▸ EXERCISE AIM: Report every line in the listing that contains the string "gradient".

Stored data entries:
= = = = = = =
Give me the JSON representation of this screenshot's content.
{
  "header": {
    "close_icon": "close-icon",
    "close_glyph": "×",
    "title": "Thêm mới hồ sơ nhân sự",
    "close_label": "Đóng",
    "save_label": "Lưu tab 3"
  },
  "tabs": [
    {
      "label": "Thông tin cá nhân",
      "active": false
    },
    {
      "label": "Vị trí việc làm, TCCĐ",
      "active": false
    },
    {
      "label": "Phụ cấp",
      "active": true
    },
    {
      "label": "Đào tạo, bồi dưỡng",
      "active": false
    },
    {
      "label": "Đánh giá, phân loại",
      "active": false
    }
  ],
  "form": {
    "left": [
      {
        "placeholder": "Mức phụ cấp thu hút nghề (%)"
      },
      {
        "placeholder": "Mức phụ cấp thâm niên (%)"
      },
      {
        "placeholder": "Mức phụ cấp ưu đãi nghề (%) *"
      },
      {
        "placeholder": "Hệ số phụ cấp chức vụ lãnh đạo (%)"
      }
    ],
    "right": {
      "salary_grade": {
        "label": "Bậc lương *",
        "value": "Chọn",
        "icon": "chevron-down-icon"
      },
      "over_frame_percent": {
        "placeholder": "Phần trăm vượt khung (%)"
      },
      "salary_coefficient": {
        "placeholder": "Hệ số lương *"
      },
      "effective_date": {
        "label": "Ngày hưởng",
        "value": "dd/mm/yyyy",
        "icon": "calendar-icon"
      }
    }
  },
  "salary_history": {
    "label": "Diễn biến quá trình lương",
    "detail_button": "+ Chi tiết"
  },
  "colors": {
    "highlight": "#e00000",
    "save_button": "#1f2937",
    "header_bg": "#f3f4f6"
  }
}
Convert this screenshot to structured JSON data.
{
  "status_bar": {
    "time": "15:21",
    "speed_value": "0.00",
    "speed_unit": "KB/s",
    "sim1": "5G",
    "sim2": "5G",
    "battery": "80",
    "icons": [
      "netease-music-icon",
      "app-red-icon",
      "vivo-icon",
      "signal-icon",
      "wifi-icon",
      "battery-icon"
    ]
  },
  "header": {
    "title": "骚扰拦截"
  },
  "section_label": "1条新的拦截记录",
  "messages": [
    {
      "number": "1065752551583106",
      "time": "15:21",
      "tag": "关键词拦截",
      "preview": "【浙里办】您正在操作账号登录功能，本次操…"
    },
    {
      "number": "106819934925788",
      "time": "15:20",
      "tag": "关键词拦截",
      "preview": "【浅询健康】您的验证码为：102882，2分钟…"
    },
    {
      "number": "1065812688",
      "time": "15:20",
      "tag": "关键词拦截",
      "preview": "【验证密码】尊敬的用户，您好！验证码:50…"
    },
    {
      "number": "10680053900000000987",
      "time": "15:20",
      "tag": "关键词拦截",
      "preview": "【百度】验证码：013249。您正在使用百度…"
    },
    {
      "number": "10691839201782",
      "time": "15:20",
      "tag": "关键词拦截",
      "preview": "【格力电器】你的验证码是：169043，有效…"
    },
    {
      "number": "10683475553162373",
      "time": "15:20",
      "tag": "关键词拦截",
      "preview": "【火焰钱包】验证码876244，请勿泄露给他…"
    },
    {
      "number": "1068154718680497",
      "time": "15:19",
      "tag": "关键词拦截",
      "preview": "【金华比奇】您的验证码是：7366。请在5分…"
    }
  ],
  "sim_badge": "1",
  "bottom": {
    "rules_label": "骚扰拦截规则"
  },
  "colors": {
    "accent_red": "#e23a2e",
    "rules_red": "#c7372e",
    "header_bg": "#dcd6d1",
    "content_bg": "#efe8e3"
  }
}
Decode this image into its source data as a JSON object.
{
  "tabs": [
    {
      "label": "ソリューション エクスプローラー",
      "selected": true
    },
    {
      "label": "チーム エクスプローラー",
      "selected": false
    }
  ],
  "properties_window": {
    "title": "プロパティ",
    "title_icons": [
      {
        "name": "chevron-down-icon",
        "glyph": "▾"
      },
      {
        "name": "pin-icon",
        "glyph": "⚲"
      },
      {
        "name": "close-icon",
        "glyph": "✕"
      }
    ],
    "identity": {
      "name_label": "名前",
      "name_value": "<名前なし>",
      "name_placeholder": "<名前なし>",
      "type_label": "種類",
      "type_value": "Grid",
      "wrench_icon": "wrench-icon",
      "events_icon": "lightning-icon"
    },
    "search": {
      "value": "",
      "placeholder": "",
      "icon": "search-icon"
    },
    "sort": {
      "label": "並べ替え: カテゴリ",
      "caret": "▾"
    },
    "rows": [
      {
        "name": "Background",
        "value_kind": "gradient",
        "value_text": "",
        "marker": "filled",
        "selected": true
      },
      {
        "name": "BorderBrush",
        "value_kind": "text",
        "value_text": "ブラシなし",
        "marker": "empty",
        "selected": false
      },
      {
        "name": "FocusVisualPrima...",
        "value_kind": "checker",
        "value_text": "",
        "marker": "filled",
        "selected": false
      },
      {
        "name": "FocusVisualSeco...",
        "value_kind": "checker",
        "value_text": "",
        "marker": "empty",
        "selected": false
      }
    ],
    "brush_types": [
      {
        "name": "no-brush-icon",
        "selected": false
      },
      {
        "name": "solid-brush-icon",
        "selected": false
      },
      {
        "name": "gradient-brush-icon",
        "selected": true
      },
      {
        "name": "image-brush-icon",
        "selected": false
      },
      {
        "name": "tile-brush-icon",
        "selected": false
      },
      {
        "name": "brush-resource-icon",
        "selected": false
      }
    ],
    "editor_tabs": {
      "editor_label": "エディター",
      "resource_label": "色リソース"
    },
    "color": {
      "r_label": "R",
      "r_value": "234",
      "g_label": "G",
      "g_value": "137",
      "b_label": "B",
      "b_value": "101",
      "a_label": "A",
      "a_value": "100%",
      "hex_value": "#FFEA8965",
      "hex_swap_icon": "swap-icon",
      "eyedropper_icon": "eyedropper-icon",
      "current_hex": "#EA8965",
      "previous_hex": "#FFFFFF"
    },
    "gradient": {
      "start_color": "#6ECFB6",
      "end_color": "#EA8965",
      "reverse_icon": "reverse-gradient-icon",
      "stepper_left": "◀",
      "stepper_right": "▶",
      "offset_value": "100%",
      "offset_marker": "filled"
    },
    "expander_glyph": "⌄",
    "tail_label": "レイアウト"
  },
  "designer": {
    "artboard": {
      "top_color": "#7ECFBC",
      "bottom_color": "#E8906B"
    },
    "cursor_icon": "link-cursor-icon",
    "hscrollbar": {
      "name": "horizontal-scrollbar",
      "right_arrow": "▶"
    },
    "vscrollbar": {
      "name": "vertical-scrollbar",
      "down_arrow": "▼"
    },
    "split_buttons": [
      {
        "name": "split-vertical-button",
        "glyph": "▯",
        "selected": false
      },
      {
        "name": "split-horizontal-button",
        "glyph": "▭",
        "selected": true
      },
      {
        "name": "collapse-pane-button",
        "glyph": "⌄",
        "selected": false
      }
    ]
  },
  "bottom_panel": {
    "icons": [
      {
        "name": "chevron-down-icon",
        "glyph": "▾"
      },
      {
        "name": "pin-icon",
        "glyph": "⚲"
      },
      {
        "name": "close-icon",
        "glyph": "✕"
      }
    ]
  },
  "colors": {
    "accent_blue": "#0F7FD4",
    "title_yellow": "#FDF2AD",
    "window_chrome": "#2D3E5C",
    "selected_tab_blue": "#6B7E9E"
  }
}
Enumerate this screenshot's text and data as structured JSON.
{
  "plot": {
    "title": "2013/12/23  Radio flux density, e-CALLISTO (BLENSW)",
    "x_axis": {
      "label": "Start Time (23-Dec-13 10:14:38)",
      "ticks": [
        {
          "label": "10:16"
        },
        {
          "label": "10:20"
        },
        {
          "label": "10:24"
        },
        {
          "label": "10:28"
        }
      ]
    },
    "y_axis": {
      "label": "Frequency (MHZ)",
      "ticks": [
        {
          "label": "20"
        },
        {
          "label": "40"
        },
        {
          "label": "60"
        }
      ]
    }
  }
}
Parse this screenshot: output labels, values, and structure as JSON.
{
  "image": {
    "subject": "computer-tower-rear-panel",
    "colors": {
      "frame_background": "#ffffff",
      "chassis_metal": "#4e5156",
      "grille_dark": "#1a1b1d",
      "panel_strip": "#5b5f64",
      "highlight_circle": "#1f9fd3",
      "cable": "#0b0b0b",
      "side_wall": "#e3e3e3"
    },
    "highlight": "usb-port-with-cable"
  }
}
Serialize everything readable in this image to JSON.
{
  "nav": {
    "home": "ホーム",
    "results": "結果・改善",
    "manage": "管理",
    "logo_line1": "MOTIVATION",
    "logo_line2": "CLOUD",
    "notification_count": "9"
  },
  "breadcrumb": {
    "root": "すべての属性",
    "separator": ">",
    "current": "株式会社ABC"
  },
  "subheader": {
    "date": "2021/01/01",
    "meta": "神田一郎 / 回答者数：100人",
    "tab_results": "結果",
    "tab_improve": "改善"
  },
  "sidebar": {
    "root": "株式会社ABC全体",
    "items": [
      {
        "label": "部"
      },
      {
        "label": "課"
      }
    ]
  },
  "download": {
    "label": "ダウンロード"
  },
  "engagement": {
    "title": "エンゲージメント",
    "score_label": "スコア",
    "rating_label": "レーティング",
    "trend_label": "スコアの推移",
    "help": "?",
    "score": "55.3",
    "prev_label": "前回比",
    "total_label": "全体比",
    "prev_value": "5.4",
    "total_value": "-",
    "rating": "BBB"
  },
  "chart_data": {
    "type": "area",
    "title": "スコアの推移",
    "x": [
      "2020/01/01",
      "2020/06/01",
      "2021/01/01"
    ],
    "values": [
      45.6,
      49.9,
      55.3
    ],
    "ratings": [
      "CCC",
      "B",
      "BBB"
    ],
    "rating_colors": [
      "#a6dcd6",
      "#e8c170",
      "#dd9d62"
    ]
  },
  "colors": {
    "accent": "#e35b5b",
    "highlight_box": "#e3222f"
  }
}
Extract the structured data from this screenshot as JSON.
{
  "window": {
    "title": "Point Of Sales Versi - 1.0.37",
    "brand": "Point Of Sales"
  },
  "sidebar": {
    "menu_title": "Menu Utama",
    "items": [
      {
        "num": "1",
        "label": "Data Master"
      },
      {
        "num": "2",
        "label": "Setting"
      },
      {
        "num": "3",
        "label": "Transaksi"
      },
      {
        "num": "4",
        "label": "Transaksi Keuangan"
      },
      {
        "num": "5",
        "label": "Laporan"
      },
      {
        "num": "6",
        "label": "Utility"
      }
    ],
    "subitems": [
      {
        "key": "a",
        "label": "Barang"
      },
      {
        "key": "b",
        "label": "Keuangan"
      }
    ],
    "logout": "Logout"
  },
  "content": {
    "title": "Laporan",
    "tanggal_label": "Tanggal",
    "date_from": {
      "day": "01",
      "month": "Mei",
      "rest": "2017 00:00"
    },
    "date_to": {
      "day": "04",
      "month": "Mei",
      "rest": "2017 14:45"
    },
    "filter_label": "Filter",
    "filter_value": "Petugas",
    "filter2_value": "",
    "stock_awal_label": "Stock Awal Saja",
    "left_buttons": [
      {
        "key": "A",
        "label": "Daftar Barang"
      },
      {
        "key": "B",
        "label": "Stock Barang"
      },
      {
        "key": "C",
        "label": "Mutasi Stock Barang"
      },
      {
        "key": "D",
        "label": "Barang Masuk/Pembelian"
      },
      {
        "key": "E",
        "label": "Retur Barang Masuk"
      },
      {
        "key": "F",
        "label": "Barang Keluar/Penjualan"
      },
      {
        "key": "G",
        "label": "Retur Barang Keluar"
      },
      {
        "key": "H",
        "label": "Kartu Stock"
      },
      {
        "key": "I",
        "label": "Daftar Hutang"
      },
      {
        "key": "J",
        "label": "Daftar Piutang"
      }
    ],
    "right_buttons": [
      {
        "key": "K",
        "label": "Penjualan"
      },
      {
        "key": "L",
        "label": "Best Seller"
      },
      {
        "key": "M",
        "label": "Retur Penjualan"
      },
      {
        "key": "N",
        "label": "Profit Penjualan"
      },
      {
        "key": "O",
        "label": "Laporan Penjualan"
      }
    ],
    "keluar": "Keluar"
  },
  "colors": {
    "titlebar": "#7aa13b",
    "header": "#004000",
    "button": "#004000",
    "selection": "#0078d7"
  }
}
= = = = = = =
▸ SOLUTION TO THIS EXERCISE:
        "value_kind": "gradient",
        "name": "gradient-brush-icon",
    "gradient": {
      "reverse_icon": "reverse-gradient-icon",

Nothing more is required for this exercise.